### WORK TASK
Look through the listing below, and wherever a line has the string "jeep", pull it out.

### DATA RECORDS
***
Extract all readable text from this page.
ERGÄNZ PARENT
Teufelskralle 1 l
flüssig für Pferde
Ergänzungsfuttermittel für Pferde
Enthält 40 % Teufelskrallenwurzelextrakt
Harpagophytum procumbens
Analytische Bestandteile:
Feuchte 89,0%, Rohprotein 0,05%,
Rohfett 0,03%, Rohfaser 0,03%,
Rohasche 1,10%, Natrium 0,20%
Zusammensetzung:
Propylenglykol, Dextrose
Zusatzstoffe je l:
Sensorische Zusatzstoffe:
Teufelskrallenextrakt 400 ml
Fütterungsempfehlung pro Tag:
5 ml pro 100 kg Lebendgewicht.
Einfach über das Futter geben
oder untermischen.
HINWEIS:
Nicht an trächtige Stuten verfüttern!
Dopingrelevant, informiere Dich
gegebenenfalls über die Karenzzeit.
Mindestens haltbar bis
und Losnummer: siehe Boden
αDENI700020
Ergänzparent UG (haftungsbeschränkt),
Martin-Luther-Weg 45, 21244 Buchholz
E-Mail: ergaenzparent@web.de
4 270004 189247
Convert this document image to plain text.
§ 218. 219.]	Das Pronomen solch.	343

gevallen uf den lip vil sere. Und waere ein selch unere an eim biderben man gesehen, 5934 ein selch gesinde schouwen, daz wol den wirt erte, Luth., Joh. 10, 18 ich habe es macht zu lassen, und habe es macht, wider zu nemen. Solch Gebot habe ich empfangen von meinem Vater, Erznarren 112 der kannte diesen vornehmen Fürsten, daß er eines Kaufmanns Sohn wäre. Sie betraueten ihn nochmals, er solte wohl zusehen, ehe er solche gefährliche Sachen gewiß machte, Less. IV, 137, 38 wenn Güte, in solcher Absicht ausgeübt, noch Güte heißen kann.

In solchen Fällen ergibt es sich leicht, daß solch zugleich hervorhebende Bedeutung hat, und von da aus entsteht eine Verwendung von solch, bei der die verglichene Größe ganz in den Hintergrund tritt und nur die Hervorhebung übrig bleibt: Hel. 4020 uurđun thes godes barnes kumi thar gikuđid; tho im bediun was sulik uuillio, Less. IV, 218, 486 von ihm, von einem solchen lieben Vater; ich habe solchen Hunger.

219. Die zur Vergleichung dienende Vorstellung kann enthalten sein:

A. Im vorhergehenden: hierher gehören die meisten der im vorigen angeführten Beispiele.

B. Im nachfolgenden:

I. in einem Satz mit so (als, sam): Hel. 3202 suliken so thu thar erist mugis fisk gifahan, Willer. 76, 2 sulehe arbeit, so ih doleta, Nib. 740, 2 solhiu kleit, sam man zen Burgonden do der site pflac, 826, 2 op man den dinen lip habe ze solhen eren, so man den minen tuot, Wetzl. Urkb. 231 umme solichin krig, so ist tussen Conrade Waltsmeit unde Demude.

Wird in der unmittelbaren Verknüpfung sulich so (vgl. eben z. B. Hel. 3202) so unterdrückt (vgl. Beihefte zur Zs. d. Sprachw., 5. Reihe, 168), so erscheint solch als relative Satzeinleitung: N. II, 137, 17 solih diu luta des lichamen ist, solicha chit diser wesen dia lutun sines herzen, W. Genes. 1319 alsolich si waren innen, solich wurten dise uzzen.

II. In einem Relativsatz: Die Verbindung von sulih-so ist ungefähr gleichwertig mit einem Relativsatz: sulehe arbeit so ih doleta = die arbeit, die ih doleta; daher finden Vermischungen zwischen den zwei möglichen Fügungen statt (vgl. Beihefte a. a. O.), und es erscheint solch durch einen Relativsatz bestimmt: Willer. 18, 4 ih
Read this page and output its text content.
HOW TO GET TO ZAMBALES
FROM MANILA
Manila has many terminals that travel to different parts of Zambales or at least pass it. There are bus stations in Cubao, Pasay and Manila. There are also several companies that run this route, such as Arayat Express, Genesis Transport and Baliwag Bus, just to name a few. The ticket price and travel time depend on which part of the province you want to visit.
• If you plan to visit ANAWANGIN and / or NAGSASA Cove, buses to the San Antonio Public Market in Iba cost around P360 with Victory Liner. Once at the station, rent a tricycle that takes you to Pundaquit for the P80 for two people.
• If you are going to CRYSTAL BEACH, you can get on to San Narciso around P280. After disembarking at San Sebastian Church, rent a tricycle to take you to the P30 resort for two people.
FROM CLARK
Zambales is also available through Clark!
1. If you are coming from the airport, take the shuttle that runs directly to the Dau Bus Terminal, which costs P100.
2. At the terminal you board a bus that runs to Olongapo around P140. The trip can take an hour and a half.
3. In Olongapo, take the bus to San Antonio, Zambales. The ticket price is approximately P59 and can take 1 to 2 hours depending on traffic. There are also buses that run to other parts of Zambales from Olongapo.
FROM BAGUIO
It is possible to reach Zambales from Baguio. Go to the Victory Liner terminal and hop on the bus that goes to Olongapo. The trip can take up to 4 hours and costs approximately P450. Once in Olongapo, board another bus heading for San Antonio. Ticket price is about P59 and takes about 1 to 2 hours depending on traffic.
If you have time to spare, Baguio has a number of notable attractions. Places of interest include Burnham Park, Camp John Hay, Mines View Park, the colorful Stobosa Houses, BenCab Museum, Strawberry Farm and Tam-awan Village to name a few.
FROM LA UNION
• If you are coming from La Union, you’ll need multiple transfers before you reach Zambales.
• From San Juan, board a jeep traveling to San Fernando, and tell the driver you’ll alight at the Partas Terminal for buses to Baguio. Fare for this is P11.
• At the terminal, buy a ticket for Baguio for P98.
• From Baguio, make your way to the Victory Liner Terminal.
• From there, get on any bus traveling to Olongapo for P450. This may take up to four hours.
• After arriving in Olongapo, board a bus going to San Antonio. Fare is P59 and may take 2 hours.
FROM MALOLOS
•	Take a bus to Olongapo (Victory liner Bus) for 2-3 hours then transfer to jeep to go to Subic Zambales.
***
### RESULT FOR THIS TASK
• From San Juan, board a jeep traveling to San Fernando, and tell the driver you’ll alight at the Partas Terminal for buses to Baguio. Fare for this is P11.
•	Take a bus to Olongapo (Victory liner Bus) for 2-3 hours then transfer to jeep to go to Subic Zambales.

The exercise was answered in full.